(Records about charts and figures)
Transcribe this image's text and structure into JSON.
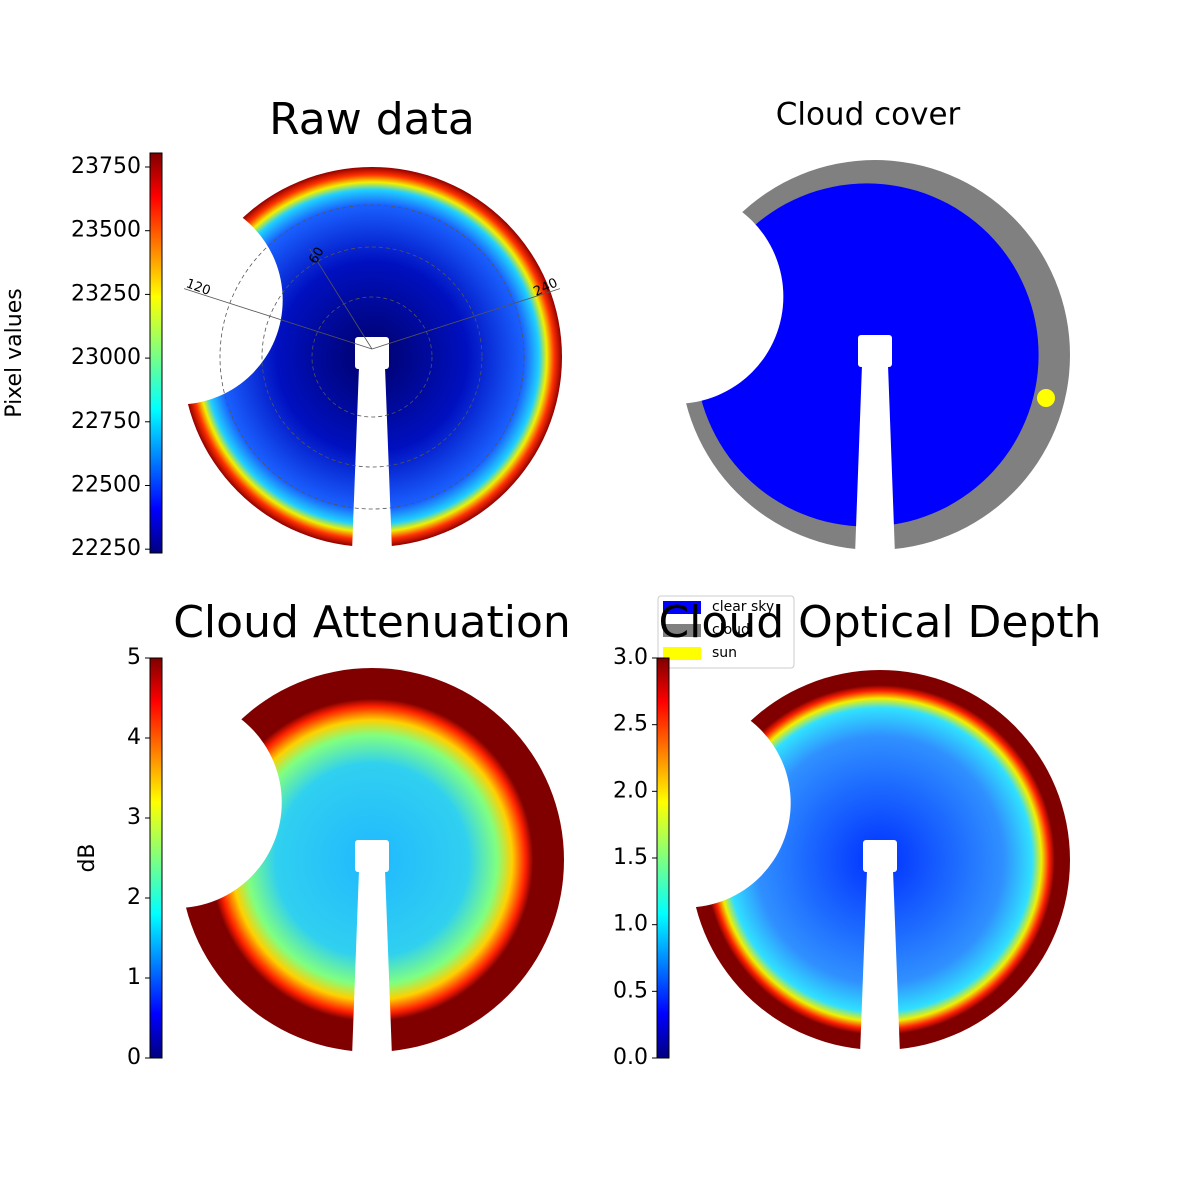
{
  "chart_data": [
    {
      "type": "image",
      "title": "Raw data",
      "colorbar": {
        "label": "Pixel values",
        "lim": [
          22235,
          23805
        ],
        "ticks": [
          22250,
          22500,
          22750,
          23000,
          23250,
          23500,
          23750
        ]
      },
      "polar_labels": [
        "120",
        "60",
        "240"
      ]
    },
    {
      "type": "image",
      "title": "Cloud cover",
      "legend": [
        {
          "name": "clear sky",
          "color": "#0000ff"
        },
        {
          "name": "cloud",
          "color": "#808080"
        },
        {
          "name": "sun",
          "color": "#ffff00"
        }
      ]
    },
    {
      "type": "image",
      "title": "Cloud Attenuation",
      "colorbar": {
        "label": "dB",
        "lim": [
          0,
          5
        ],
        "ticks": [
          0,
          1,
          2,
          3,
          4,
          5
        ]
      }
    },
    {
      "type": "image",
      "title": "Cloud Optical Depth",
      "colorbar": {
        "lim": [
          0,
          3
        ],
        "ticks": [
          {
            "value": 0,
            "label": "0.0"
          },
          0.5,
          {
            "value": 1,
            "label": "1.0"
          },
          1.5,
          {
            "value": 2,
            "label": "2.0"
          },
          2.5,
          {
            "value": 3,
            "label": "3.0"
          }
        ]
      }
    }
  ]
}
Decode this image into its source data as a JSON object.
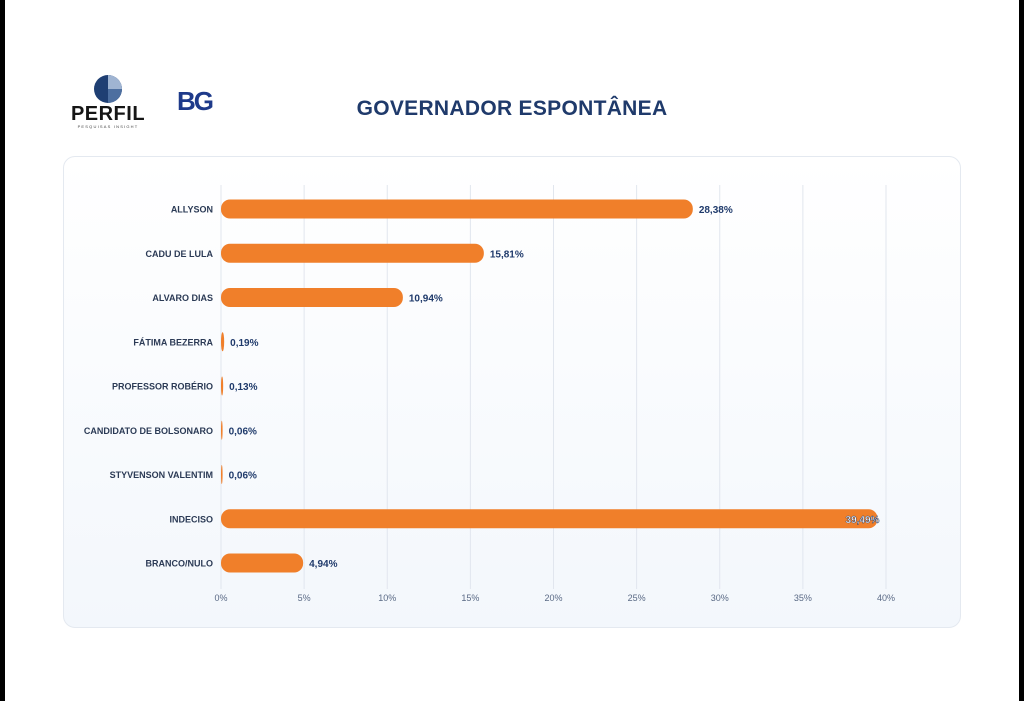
{
  "header": {
    "logo_perfil": "PERFIL",
    "logo_perfil_tagline": "PESQUISAS INSIGHT",
    "logo_bg": "BG"
  },
  "chart_data": {
    "type": "bar",
    "orientation": "horizontal",
    "title": "GOVERNADOR ESPONTÂNEA",
    "categories": [
      "ALLYSON",
      "CADU DE LULA",
      "ALVARO DIAS",
      "FÁTIMA BEZERRA",
      "PROFESSOR ROBÉRIO",
      "CANDIDATO DE BOLSONARO",
      "STYVENSON VALENTIM",
      "INDECISO",
      "BRANCO/NULO"
    ],
    "values": [
      28.38,
      15.81,
      10.94,
      0.19,
      0.13,
      0.06,
      0.06,
      39.49,
      4.94
    ],
    "value_labels": [
      "28,38%",
      "15,81%",
      "10,94%",
      "0,19%",
      "0,13%",
      "0,06%",
      "0,06%",
      "39,49%",
      "4,94%"
    ],
    "xlim": [
      0,
      40
    ],
    "xticks": [
      0,
      5,
      10,
      15,
      20,
      25,
      30,
      35,
      40
    ],
    "xtick_labels": [
      "0%",
      "5%",
      "10%",
      "15%",
      "20%",
      "25%",
      "30%",
      "35%",
      "40%"
    ],
    "xlabel": "",
    "ylabel": "",
    "grid": "vertical",
    "legend": "none",
    "colors": {
      "bar": "#f07f2a",
      "value_label": "#1f3a6b",
      "category_label": "#2b3a55",
      "tick_label": "#5a6a85",
      "grid": "#e1e6ee"
    }
  }
}
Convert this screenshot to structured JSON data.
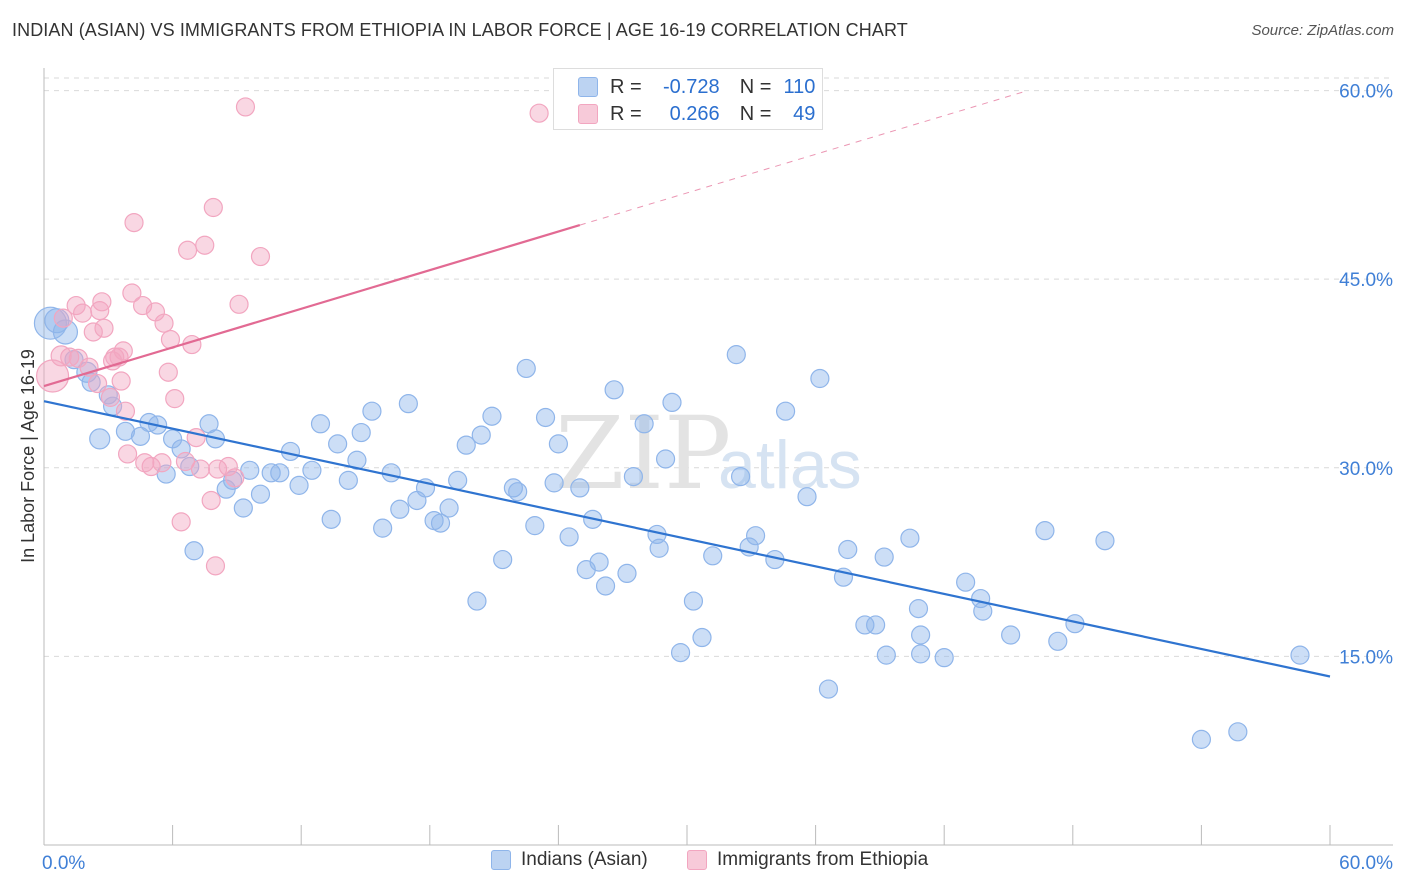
{
  "title": "INDIAN (ASIAN) VS IMMIGRANTS FROM ETHIOPIA IN LABOR FORCE | AGE 16-19 CORRELATION CHART",
  "source": "Source: ZipAtlas.com",
  "watermark": {
    "zip": "ZIP",
    "atlas": "atlas"
  },
  "stats": [
    {
      "r_label": "R =",
      "r_value": "-0.728",
      "n_label": "N =",
      "n_value": "110",
      "color": "#8fb5ea"
    },
    {
      "r_label": "R =",
      "r_value": "0.266",
      "n_label": "N =",
      "n_value": "49",
      "color": "#f2a6c0"
    }
  ],
  "legend": [
    {
      "label": "Indians (Asian)",
      "color": "#8fb5ea"
    },
    {
      "label": "Immigrants from Ethiopia",
      "color": "#f2a6c0"
    }
  ],
  "chart_data": {
    "type": "scatter",
    "title": "INDIAN (ASIAN) VS IMMIGRANTS FROM ETHIOPIA IN LABOR FORCE | AGE 16-19 CORRELATION CHART",
    "xlabel": "",
    "ylabel": "In Labor Force | Age 16-19",
    "xlim": [
      0,
      60
    ],
    "ylim": [
      0,
      61
    ],
    "x_tick_labels": [
      "0.0%",
      "60.0%"
    ],
    "y_ticks": [
      15,
      30,
      45,
      60
    ],
    "y_tick_labels": [
      "15.0%",
      "30.0%",
      "45.0%",
      "60.0%"
    ],
    "grid": true,
    "legend_position": "bottom-center",
    "series": [
      {
        "name": "Indians (Asian)",
        "color": "#8fb5ea",
        "line_color": "#2f74d0",
        "trend": {
          "x0": 0,
          "y0": 35.3,
          "x1": 60,
          "y1": 13.4,
          "dash_to": 60
        },
        "points": [
          [
            0.3,
            41.5,
            16
          ],
          [
            0.6,
            41.7,
            12
          ],
          [
            1,
            40.8,
            12
          ],
          [
            1.4,
            38.6,
            9
          ],
          [
            2,
            37.6,
            10
          ],
          [
            2.2,
            36.8,
            9
          ],
          [
            3,
            35.8,
            9
          ],
          [
            3.2,
            34.9,
            9
          ],
          [
            2.6,
            32.3,
            10
          ],
          [
            3.8,
            32.9,
            9
          ],
          [
            4.5,
            32.5,
            9
          ],
          [
            4.9,
            33.6,
            9
          ],
          [
            5.3,
            33.4,
            9
          ],
          [
            5.7,
            29.5,
            9
          ],
          [
            6,
            32.3,
            9
          ],
          [
            6.4,
            31.5,
            9
          ],
          [
            6.8,
            30.1,
            9
          ],
          [
            7.7,
            33.5,
            9
          ],
          [
            8,
            32.3,
            9
          ],
          [
            8.5,
            28.3,
            9
          ],
          [
            8.8,
            29,
            9
          ],
          [
            9.3,
            26.8,
            9
          ],
          [
            9.6,
            29.8,
            9
          ],
          [
            10.1,
            27.9,
            9
          ],
          [
            10.6,
            29.6,
            9
          ],
          [
            11,
            29.6,
            9
          ],
          [
            11.5,
            31.3,
            9
          ],
          [
            11.9,
            28.6,
            9
          ],
          [
            12.5,
            29.8,
            9
          ],
          [
            12.9,
            33.5,
            9
          ],
          [
            13.4,
            25.9,
            9
          ],
          [
            13.7,
            31.9,
            9
          ],
          [
            14.2,
            29,
            9
          ],
          [
            14.6,
            30.6,
            9
          ],
          [
            14.8,
            32.8,
            9
          ],
          [
            15.3,
            34.5,
            9
          ],
          [
            15.8,
            25.2,
            9
          ],
          [
            16.2,
            29.6,
            9
          ],
          [
            16.6,
            26.7,
            9
          ],
          [
            17,
            35.1,
            9
          ],
          [
            17.4,
            27.4,
            9
          ],
          [
            17.8,
            28.4,
            9
          ],
          [
            18.2,
            25.8,
            9
          ],
          [
            18.5,
            25.6,
            9
          ],
          [
            18.9,
            26.8,
            9
          ],
          [
            19.3,
            29,
            9
          ],
          [
            19.7,
            31.8,
            9
          ],
          [
            20.2,
            19.4,
            9
          ],
          [
            20.4,
            32.6,
            9
          ],
          [
            20.9,
            34.1,
            9
          ],
          [
            21.4,
            22.7,
            9
          ],
          [
            21.9,
            28.4,
            9
          ],
          [
            22.1,
            28.1,
            9
          ],
          [
            22.5,
            37.9,
            9
          ],
          [
            22.9,
            25.4,
            9
          ],
          [
            23.4,
            34,
            9
          ],
          [
            23.8,
            28.8,
            9
          ],
          [
            24,
            31.9,
            9
          ],
          [
            24.5,
            24.5,
            9
          ],
          [
            25,
            28.4,
            9
          ],
          [
            25.3,
            21.9,
            9
          ],
          [
            25.6,
            25.9,
            9
          ],
          [
            25.9,
            22.5,
            9
          ],
          [
            26.2,
            20.6,
            9
          ],
          [
            26.6,
            36.2,
            9
          ],
          [
            27.2,
            21.6,
            9
          ],
          [
            27.5,
            29.3,
            9
          ],
          [
            28,
            33.5,
            9
          ],
          [
            28.6,
            24.7,
            9
          ],
          [
            28.7,
            23.6,
            9
          ],
          [
            29,
            30.7,
            9
          ],
          [
            29.3,
            35.2,
            9
          ],
          [
            29.7,
            15.3,
            9
          ],
          [
            30.3,
            19.4,
            9
          ],
          [
            30.7,
            16.5,
            9
          ],
          [
            31.2,
            23,
            9
          ],
          [
            32.3,
            39,
            9
          ],
          [
            32.5,
            29.3,
            9
          ],
          [
            32.9,
            23.7,
            9
          ],
          [
            33.2,
            24.6,
            9
          ],
          [
            34.1,
            22.7,
            9
          ],
          [
            34.6,
            34.5,
            9
          ],
          [
            35.6,
            27.7,
            9
          ],
          [
            36.2,
            37.1,
            9
          ],
          [
            36.6,
            12.4,
            9
          ],
          [
            37.3,
            21.3,
            9
          ],
          [
            37.5,
            23.5,
            9
          ],
          [
            38.3,
            17.5,
            9
          ],
          [
            38.8,
            17.5,
            9
          ],
          [
            39.2,
            22.9,
            9
          ],
          [
            39.3,
            15.1,
            9
          ],
          [
            40.4,
            24.4,
            9
          ],
          [
            40.8,
            18.8,
            9
          ],
          [
            40.9,
            16.7,
            9
          ],
          [
            40.9,
            15.2,
            9
          ],
          [
            42,
            14.9,
            9
          ],
          [
            43,
            20.9,
            9
          ],
          [
            43.7,
            19.6,
            9
          ],
          [
            43.8,
            18.6,
            9
          ],
          [
            45.1,
            16.7,
            9
          ],
          [
            46.7,
            25,
            9
          ],
          [
            47.3,
            16.2,
            9
          ],
          [
            48.1,
            17.6,
            9
          ],
          [
            49.5,
            24.2,
            9
          ],
          [
            54,
            8.4,
            9
          ],
          [
            55.7,
            9,
            9
          ],
          [
            58.6,
            15.1,
            9
          ],
          [
            7,
            23.4,
            9
          ]
        ]
      },
      {
        "name": "Immigrants from Ethiopia",
        "color": "#f2a6c0",
        "line_color": "#e26a93",
        "trend": {
          "x0": 0,
          "y0": 36.5,
          "x1": 25,
          "y1": 49.3,
          "dash_to": 45.7
        },
        "points": [
          [
            0.4,
            37.3,
            16
          ],
          [
            0.8,
            38.9,
            10
          ],
          [
            0.9,
            41.9,
            9
          ],
          [
            1.2,
            38.8,
            9
          ],
          [
            1.5,
            42.9,
            9
          ],
          [
            1.6,
            38.7,
            9
          ],
          [
            1.8,
            42.3,
            9
          ],
          [
            2.1,
            38,
            9
          ],
          [
            2.3,
            40.8,
            9
          ],
          [
            2.5,
            36.7,
            9
          ],
          [
            2.6,
            42.5,
            9
          ],
          [
            2.7,
            43.2,
            9
          ],
          [
            2.8,
            41.1,
            9
          ],
          [
            3.1,
            35.6,
            9
          ],
          [
            3.3,
            38.8,
            9
          ],
          [
            3.5,
            38.8,
            9
          ],
          [
            3.6,
            36.9,
            9
          ],
          [
            3.7,
            39.3,
            9
          ],
          [
            3.8,
            34.5,
            9
          ],
          [
            3.9,
            31.1,
            9
          ],
          [
            4.1,
            43.9,
            9
          ],
          [
            4.2,
            49.5,
            9
          ],
          [
            4.6,
            42.9,
            9
          ],
          [
            4.7,
            30.4,
            9
          ],
          [
            5,
            30.1,
            9
          ],
          [
            5.2,
            42.4,
            9
          ],
          [
            5.5,
            30.4,
            9
          ],
          [
            5.6,
            41.5,
            9
          ],
          [
            5.9,
            40.2,
            9
          ],
          [
            6.1,
            35.5,
            9
          ],
          [
            6.4,
            25.7,
            9
          ],
          [
            6.6,
            30.5,
            9
          ],
          [
            6.7,
            47.3,
            9
          ],
          [
            6.9,
            39.8,
            9
          ],
          [
            7.1,
            32.4,
            9
          ],
          [
            7.3,
            29.9,
            9
          ],
          [
            7.5,
            47.7,
            9
          ],
          [
            7.8,
            27.4,
            9
          ],
          [
            7.9,
            50.7,
            9
          ],
          [
            8,
            22.2,
            9
          ],
          [
            8.1,
            29.9,
            9
          ],
          [
            8.6,
            30.1,
            9
          ],
          [
            8.9,
            29.2,
            9
          ],
          [
            9.1,
            43,
            9
          ],
          [
            9.4,
            58.7,
            9
          ],
          [
            10.1,
            46.8,
            9
          ],
          [
            23.1,
            58.2,
            9
          ],
          [
            3.2,
            38.5,
            9
          ],
          [
            5.8,
            37.6,
            9
          ]
        ]
      }
    ]
  }
}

OBJECTIVE: Using the listing above, pick out each line that contains the word "source", then copy it.

EXERCISE RESPONSE:
Decode this image into its source data as a JSON object.
  "source": "Source: ZipAtlas.com",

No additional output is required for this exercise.